** OBJECTIVE **
Return all of the data exactly as given.

####################

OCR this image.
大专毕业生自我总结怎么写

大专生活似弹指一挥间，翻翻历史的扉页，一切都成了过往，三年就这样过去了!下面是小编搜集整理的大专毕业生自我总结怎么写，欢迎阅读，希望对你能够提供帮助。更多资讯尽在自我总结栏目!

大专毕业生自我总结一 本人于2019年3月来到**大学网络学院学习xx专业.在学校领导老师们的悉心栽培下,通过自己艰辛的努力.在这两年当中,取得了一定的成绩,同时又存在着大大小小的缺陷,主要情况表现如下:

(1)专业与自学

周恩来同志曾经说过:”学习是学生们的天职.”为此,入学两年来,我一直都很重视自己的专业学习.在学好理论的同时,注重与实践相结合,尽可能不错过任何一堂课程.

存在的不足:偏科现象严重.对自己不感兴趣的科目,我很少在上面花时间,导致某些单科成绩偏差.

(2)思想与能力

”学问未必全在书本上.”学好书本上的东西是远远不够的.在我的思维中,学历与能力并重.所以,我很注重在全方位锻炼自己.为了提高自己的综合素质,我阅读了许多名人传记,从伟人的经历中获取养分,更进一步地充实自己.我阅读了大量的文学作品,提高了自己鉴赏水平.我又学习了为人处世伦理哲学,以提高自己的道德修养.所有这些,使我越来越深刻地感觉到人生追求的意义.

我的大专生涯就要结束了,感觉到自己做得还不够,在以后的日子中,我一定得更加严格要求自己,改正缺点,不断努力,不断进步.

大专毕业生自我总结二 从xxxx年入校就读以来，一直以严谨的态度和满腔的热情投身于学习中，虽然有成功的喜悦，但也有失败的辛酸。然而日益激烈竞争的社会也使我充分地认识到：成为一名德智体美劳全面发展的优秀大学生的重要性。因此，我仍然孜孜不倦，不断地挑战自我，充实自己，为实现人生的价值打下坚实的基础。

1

####################

** TASK ANSWER **
OCR this image.
大专毕业生自我总结怎么写

大专生活似弹指一挥间，翻翻历史的扉页，一切都成了过往，三年就这样过去了!下面是小编搜集整理的大专毕业生自我总结怎么写，欢迎阅读，希望对你能够提供帮助。更多资讯尽在自我总结栏目!

大专毕业生自我总结一 本人于2019年3月来到**大学网络学院学习xx专业.在学校领导老师们的悉心栽培下,通过自己艰辛的努力.在这两年当中,取得了一定的成绩,同时又存在着大大小小的缺陷,主要情况表现如下:

(1)专业与自学

周恩来同志曾经说过:”学习是学生们的天职.”为此,入学两年来,我一直都很重视自己的专业学习.在学好理论的同时,注重与实践相结合,尽可能不错过任何一堂课程.

存在的不足:偏科现象严重.对自己不感兴趣的科目,我很少在上面花时间,导致某些单科成绩偏差.

(2)思想与能力

”学问未必全在书本上.”学好书本上的东西是远远不够的.在我的思维中,学历与能力并重.所以,我很注重在全方位锻炼自己.为了提高自己的综合素质,我阅读了许多名人传记,从伟人的经历中获取养分,更进一步地充实自己.我阅读了大量的文学作品,提高了自己鉴赏水平.我又学习了为人处世伦理哲学,以提高自己的道德修养.所有这些,使我越来越深刻地感觉到人生追求的意义.

我的大专生涯就要结束了,感觉到自己做得还不够,在以后的日子中,我一定得更加严格要求自己,改正缺点,不断努力,不断进步.

大专毕业生自我总结二 从xxxx年入校就读以来，一直以严谨的态度和满腔的热情投身于学习中，虽然有成功的喜悦，但也有失败的辛酸。然而日益激烈竞争的社会也使我充分地认识到：成为一名德智体美劳全面发展的优秀大学生的重要性。因此，我仍然孜孜不倦，不断地挑战自我，充实自己，为实现人生的价值打下坚实的基础。

1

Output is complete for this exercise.